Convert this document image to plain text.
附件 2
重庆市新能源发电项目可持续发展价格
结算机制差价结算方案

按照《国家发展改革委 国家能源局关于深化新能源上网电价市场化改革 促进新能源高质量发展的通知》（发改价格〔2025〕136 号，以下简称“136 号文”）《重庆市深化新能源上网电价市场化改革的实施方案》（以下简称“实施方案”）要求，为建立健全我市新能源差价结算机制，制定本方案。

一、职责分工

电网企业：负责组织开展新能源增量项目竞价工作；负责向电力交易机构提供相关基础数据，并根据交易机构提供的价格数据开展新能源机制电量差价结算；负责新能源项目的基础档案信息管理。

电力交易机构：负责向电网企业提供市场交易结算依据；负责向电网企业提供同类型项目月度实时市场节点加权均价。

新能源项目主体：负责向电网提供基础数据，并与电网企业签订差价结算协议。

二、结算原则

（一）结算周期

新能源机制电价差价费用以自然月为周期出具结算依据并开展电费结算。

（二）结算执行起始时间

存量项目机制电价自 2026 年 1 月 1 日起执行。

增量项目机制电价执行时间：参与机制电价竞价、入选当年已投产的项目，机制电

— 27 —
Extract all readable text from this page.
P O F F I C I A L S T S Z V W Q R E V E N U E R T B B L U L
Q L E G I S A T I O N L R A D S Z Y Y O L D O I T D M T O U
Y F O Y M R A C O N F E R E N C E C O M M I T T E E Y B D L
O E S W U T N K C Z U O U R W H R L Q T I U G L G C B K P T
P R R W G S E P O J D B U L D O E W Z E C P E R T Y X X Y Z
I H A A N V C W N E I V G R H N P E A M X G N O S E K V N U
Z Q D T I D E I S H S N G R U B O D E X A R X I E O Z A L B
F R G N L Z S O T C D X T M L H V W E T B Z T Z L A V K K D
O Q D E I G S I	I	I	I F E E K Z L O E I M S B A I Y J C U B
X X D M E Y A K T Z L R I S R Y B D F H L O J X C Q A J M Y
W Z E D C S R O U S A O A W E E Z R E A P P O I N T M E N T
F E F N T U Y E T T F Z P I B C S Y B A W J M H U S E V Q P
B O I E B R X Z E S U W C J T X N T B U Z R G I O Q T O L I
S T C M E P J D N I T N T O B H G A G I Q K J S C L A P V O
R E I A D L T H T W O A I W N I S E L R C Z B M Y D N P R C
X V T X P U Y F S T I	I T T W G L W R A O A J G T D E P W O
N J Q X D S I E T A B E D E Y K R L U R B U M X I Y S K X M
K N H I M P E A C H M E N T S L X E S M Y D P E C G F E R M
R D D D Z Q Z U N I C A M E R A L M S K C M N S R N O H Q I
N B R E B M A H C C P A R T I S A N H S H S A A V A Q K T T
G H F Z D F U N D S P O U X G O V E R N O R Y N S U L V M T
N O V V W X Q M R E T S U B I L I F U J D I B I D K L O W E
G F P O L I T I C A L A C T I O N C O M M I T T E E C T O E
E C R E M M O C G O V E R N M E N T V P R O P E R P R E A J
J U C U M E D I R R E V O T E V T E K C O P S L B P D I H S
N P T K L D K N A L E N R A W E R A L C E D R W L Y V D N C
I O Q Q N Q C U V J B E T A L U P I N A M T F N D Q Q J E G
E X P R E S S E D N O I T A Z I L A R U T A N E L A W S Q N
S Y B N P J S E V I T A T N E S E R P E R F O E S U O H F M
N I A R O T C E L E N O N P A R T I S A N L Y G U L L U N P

Problem to work on: From the data above, pick out each line containing "text" and copy it.

Solution to this task:
Convert this document image to plain text.
Extract all readable text from this page.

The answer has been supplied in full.